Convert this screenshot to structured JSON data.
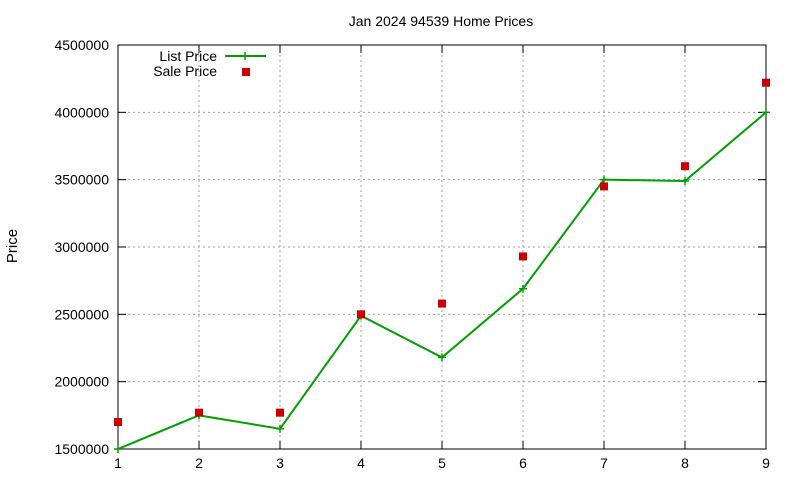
{
  "chart_data": {
    "type": "line",
    "title": "Jan 2024 94539 Home Prices",
    "xlabel": "",
    "ylabel": "Price",
    "x": [
      1,
      2,
      3,
      4,
      5,
      6,
      7,
      8,
      9
    ],
    "xlim": [
      1,
      9
    ],
    "ylim": [
      1500000,
      4500000
    ],
    "xticks": [
      1,
      2,
      3,
      4,
      5,
      6,
      7,
      8,
      9
    ],
    "yticks": [
      1500000,
      2000000,
      2500000,
      3000000,
      3500000,
      4000000,
      4500000
    ],
    "grid": true,
    "legend_position": "top-left",
    "series": [
      {
        "name": "List Price",
        "style": "line-with-plus-markers",
        "color": "#00a000",
        "values": [
          1500000,
          1750000,
          1650000,
          2490000,
          2180000,
          2690000,
          3500000,
          3490000,
          4000000
        ]
      },
      {
        "name": "Sale Price",
        "style": "square-markers",
        "color": "#cc0000",
        "values": [
          1700000,
          1770000,
          1770000,
          2500000,
          2580000,
          2930000,
          3450000,
          3600000,
          4220000
        ]
      }
    ]
  }
}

#### The request:
Without the pictures, return the entries exactly as they appear.

#### Right answer:
Convert this screenshot to structured JSON data.
{
  "chart_data": {
    "type": "line",
    "title": "Jan 2024 94539 Home Prices",
    "xlabel": "",
    "ylabel": "Price",
    "x": [
      1,
      2,
      3,
      4,
      5,
      6,
      7,
      8,
      9
    ],
    "xlim": [
      1,
      9
    ],
    "ylim": [
      1500000,
      4500000
    ],
    "xticks": [
      1,
      2,
      3,
      4,
      5,
      6,
      7,
      8,
      9
    ],
    "yticks": [
      1500000,
      2000000,
      2500000,
      3000000,
      3500000,
      4000000,
      4500000
    ],
    "grid": true,
    "legend_position": "top-left",
    "series": [
      {
        "name": "List Price",
        "style": "line-with-plus-markers",
        "color": "#00a000",
        "values": [
          1500000,
          1750000,
          1650000,
          2490000,
          2180000,
          2690000,
          3500000,
          3490000,
          4000000
        ]
      },
      {
        "name": "Sale Price",
        "style": "square-markers",
        "color": "#cc0000",
        "values": [
          1700000,
          1770000,
          1770000,
          2500000,
          2580000,
          2930000,
          3450000,
          3600000,
          4220000
        ]
      }
    ]
  }
}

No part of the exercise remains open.